_TASK INSTRUCTIONS_
Locate every line below that contains the word "великіи" and copy it.

------------------------------------------------------------

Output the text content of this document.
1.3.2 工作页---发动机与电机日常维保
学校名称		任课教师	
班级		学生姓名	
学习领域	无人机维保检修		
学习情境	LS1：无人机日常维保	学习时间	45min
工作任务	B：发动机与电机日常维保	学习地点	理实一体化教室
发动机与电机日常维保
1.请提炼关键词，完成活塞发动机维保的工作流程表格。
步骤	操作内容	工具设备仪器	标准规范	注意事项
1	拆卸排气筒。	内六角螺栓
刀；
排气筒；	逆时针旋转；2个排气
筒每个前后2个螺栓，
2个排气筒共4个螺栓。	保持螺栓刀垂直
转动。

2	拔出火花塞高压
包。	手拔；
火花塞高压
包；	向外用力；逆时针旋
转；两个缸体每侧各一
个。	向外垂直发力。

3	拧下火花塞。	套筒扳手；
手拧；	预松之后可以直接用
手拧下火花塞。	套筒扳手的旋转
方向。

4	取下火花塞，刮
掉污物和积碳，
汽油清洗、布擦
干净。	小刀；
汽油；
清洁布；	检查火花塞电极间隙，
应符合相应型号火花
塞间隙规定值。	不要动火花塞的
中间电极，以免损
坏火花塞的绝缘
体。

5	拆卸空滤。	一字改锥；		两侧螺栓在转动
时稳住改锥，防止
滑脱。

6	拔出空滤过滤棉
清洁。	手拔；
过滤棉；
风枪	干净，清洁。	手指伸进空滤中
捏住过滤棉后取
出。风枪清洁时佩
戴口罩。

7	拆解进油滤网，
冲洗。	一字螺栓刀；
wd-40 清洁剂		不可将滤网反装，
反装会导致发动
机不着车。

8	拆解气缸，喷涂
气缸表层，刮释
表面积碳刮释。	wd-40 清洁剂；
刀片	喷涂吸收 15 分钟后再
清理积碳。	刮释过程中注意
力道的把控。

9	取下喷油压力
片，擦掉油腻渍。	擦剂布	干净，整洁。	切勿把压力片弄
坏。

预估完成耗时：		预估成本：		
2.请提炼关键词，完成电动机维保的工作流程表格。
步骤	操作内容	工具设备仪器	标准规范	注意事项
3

------------------------------------------------------------

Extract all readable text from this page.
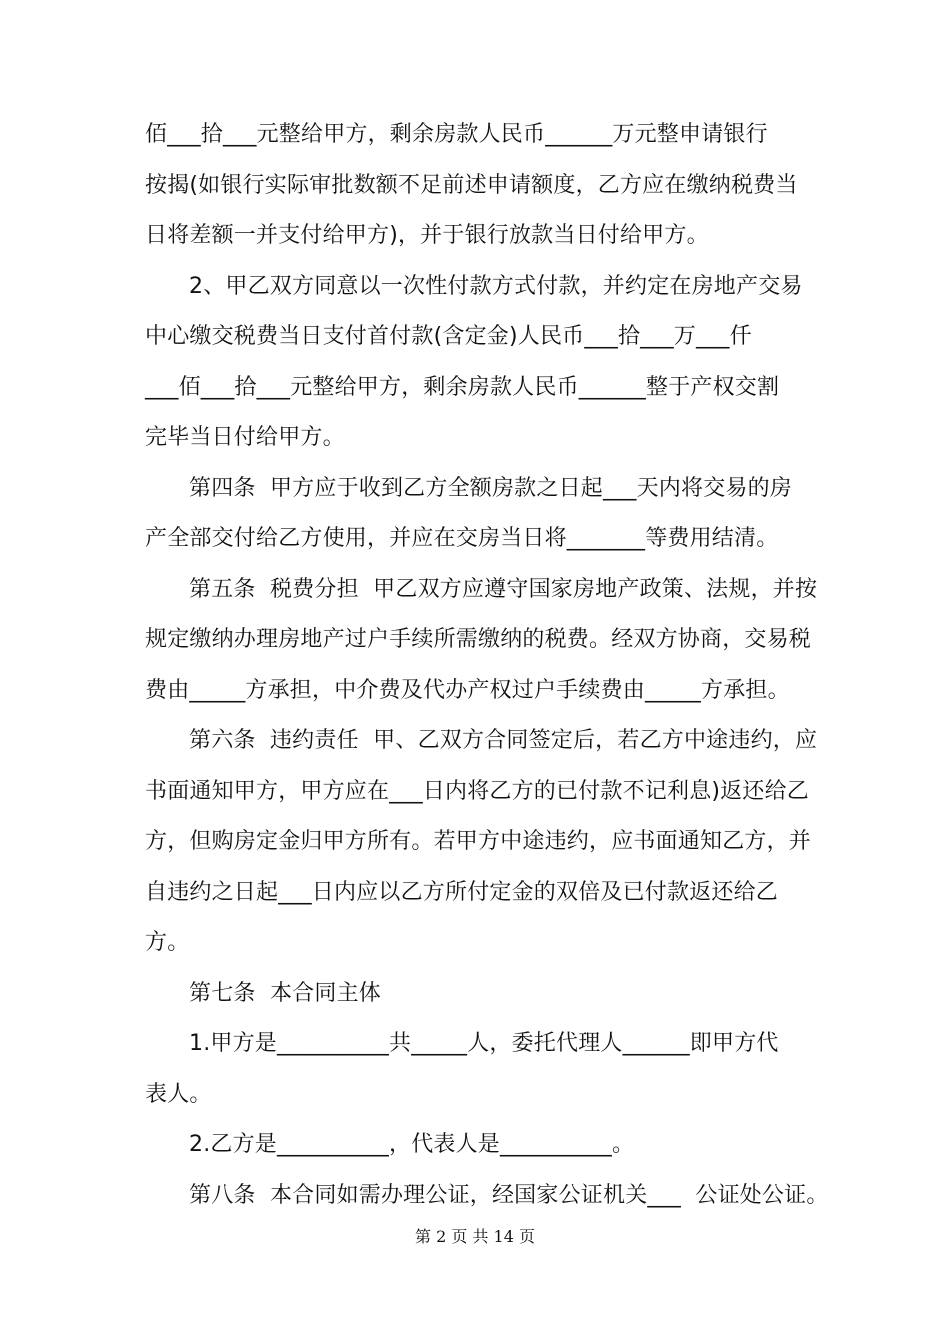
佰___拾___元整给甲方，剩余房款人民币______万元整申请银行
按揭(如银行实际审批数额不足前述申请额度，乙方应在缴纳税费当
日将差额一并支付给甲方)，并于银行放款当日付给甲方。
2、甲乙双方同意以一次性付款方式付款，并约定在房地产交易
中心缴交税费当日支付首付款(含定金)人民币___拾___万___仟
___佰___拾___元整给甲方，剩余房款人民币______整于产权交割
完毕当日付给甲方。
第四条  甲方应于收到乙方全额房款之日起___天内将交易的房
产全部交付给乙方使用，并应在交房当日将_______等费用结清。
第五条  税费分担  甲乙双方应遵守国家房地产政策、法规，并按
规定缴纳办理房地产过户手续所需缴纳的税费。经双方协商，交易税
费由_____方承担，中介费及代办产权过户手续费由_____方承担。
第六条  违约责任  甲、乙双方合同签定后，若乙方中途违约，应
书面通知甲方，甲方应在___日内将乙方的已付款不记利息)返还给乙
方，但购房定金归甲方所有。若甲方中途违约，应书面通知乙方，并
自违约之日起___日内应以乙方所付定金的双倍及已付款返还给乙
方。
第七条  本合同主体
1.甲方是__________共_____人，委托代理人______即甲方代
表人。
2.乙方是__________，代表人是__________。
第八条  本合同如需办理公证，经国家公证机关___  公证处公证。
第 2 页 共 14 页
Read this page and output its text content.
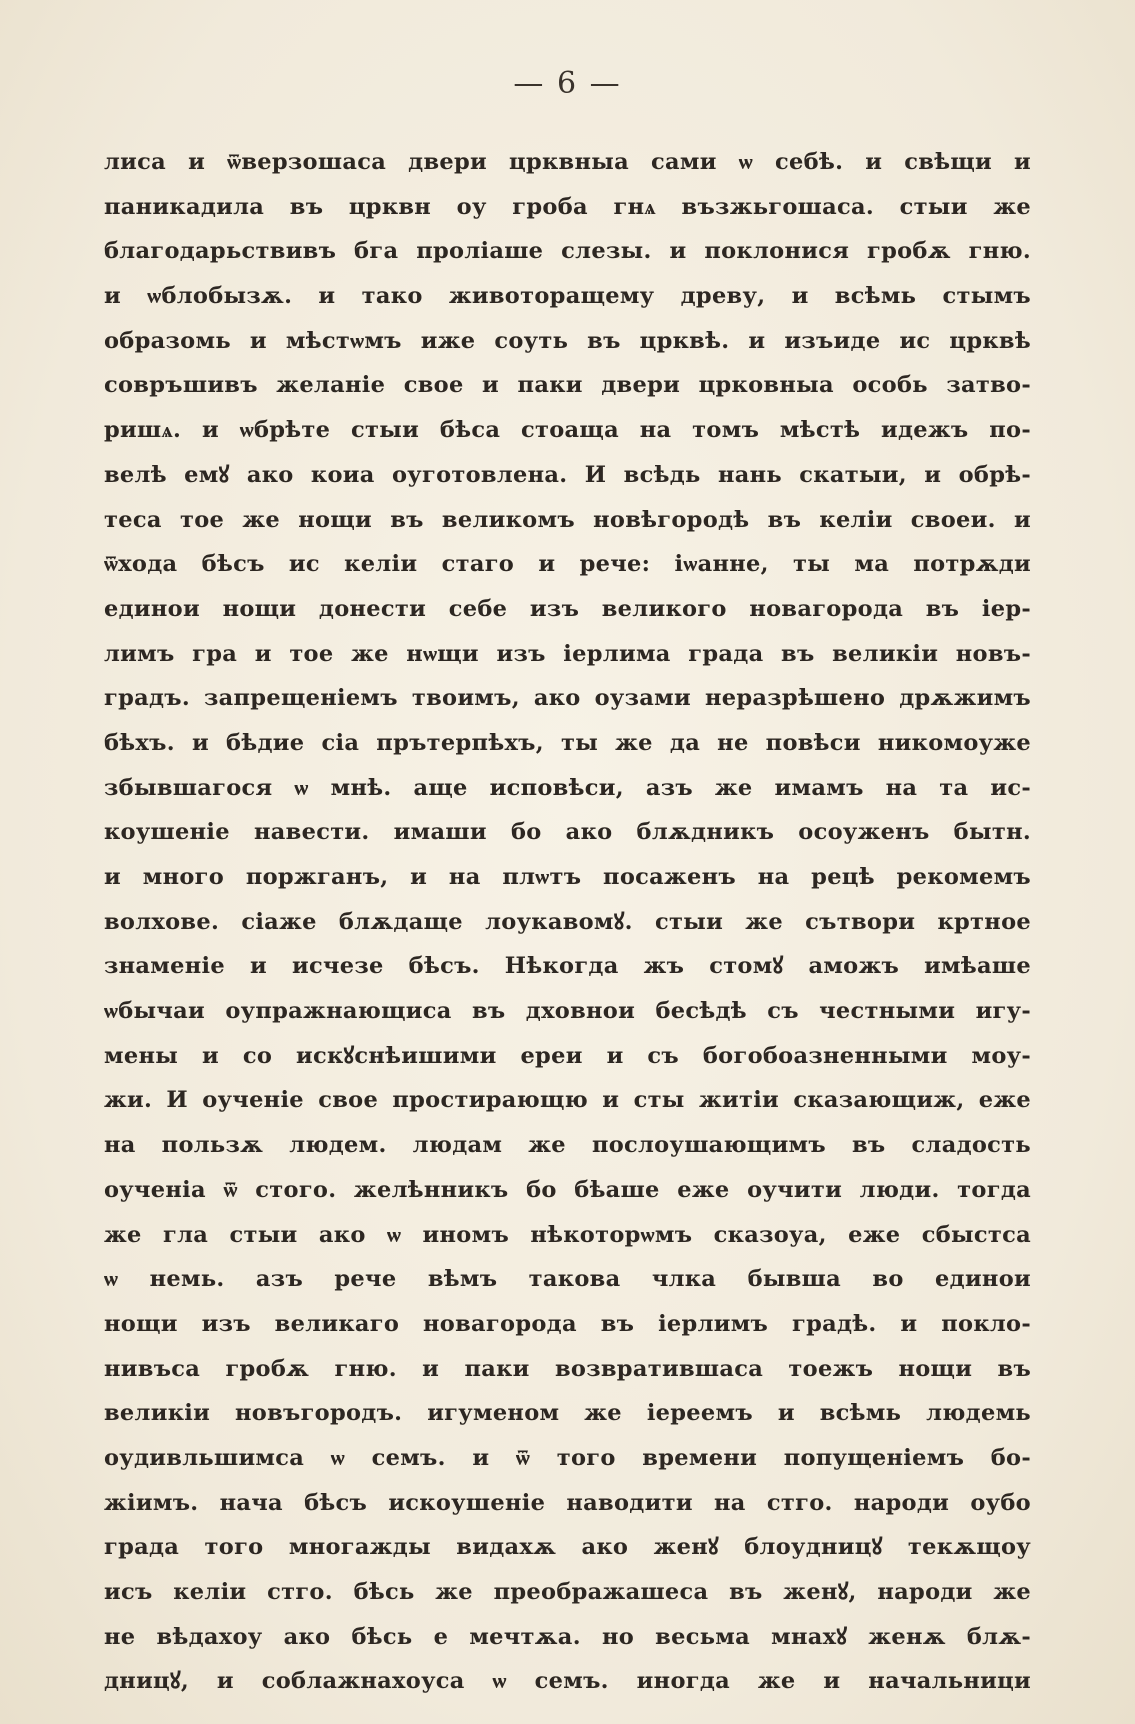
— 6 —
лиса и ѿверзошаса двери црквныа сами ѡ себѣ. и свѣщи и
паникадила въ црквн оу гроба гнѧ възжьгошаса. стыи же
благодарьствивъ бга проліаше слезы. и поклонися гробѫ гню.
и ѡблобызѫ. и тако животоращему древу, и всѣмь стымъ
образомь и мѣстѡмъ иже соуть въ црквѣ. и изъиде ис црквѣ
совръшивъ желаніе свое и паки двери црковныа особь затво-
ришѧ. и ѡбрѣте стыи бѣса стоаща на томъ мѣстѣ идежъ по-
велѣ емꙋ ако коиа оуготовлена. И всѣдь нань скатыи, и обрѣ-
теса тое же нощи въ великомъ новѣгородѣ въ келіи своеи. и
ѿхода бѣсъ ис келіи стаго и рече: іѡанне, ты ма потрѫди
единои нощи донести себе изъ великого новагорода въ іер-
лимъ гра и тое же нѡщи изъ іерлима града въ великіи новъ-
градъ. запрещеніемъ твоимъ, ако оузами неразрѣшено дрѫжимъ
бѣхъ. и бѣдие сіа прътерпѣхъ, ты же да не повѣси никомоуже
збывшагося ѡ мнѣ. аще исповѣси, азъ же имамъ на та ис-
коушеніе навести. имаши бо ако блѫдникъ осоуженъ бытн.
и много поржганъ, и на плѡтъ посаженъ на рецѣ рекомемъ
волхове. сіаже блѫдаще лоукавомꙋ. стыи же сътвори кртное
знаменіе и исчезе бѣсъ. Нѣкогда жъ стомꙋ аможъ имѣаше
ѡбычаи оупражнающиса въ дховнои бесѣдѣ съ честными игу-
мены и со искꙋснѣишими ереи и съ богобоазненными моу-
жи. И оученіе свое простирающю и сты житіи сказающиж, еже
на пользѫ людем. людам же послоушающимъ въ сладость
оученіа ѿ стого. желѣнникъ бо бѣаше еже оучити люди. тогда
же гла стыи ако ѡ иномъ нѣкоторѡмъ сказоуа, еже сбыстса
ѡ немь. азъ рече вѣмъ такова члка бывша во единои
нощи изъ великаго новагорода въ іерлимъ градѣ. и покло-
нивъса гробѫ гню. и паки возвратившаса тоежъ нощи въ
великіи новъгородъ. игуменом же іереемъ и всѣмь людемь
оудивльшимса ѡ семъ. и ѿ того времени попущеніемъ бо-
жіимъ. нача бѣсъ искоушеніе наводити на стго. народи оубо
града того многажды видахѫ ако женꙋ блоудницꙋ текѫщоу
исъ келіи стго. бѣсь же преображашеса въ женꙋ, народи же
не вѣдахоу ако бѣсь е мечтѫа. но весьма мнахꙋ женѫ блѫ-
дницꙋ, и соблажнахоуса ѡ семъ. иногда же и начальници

------------------------------------------------------------

_FINISHED ANSWER_
лимъ гра и тое же нѡщи изъ іерлима града въ великіи новъ-
великіи новъгородъ. игуменом же іереемъ и всѣмь людемь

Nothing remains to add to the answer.